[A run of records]
===

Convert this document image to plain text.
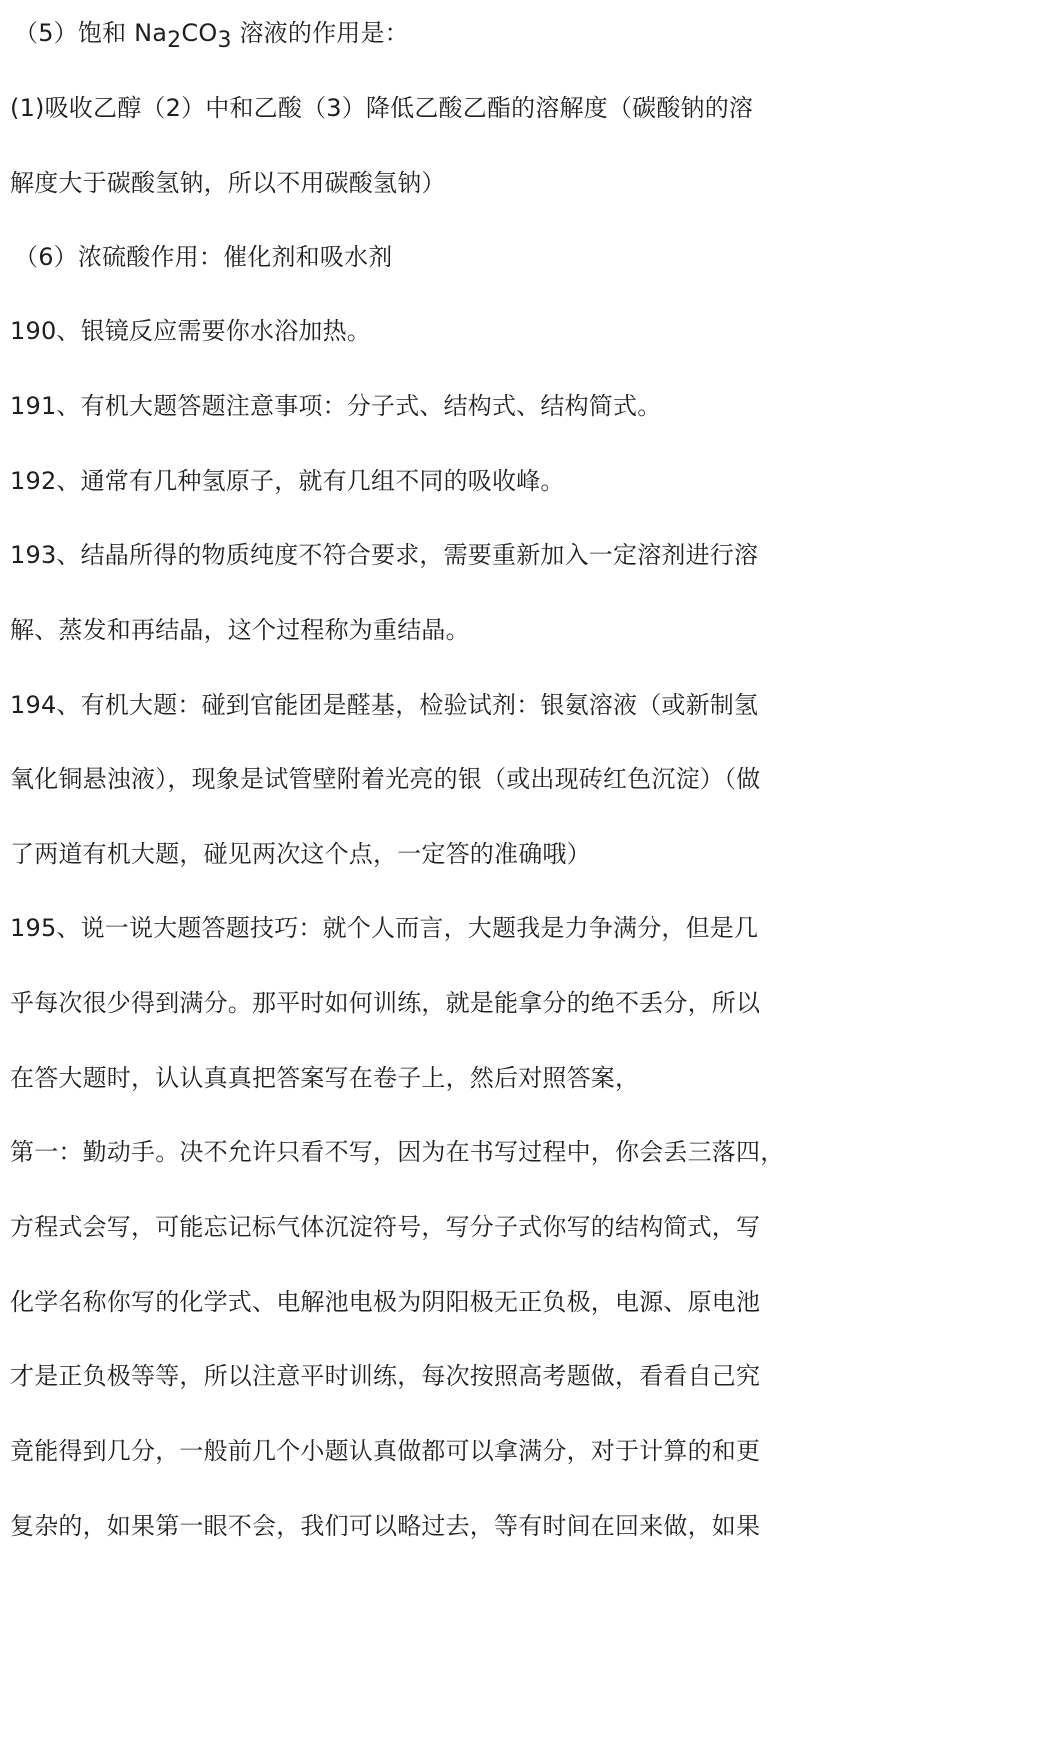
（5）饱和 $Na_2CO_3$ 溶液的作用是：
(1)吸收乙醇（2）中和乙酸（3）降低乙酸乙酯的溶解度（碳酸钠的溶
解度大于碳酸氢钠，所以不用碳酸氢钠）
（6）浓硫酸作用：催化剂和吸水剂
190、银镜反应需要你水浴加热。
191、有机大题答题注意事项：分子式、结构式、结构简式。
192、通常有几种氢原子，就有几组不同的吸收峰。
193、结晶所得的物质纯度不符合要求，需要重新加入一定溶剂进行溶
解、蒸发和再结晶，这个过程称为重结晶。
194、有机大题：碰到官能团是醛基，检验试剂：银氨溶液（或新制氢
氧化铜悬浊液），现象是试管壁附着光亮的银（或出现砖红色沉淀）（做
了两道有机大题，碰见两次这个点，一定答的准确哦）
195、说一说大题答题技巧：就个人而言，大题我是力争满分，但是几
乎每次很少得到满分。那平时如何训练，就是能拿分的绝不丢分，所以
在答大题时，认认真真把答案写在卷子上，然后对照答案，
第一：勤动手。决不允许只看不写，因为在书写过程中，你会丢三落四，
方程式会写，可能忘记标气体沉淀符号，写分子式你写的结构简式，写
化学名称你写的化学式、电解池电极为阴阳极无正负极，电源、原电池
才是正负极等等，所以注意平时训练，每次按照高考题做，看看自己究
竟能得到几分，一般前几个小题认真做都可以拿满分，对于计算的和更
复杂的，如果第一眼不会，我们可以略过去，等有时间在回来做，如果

===

- [The task]: Reproduce the material word for word. Any pictures should be left out of the copy.

- [Exercise result]:
Convert this document image to plain text.
（5）饱和 $Na_2CO_3$ 溶液的作用是：
(1)吸收乙醇（2）中和乙酸（3）降低乙酸乙酯的溶解度（碳酸钠的溶
解度大于碳酸氢钠，所以不用碳酸氢钠）
（6）浓硫酸作用：催化剂和吸水剂
190、银镜反应需要你水浴加热。
191、有机大题答题注意事项：分子式、结构式、结构简式。
192、通常有几种氢原子，就有几组不同的吸收峰。
193、结晶所得的物质纯度不符合要求，需要重新加入一定溶剂进行溶
解、蒸发和再结晶，这个过程称为重结晶。
194、有机大题：碰到官能团是醛基，检验试剂：银氨溶液（或新制氢
氧化铜悬浊液），现象是试管壁附着光亮的银（或出现砖红色沉淀）（做
了两道有机大题，碰见两次这个点，一定答的准确哦）
195、说一说大题答题技巧：就个人而言，大题我是力争满分，但是几
乎每次很少得到满分。那平时如何训练，就是能拿分的绝不丢分，所以
在答大题时，认认真真把答案写在卷子上，然后对照答案，
第一：勤动手。决不允许只看不写，因为在书写过程中，你会丢三落四，
方程式会写，可能忘记标气体沉淀符号，写分子式你写的结构简式，写
化学名称你写的化学式、电解池电极为阴阳极无正负极，电源、原电池
才是正负极等等，所以注意平时训练，每次按照高考题做，看看自己究
竟能得到几分，一般前几个小题认真做都可以拿满分，对于计算的和更
复杂的，如果第一眼不会，我们可以略过去，等有时间在回来做，如果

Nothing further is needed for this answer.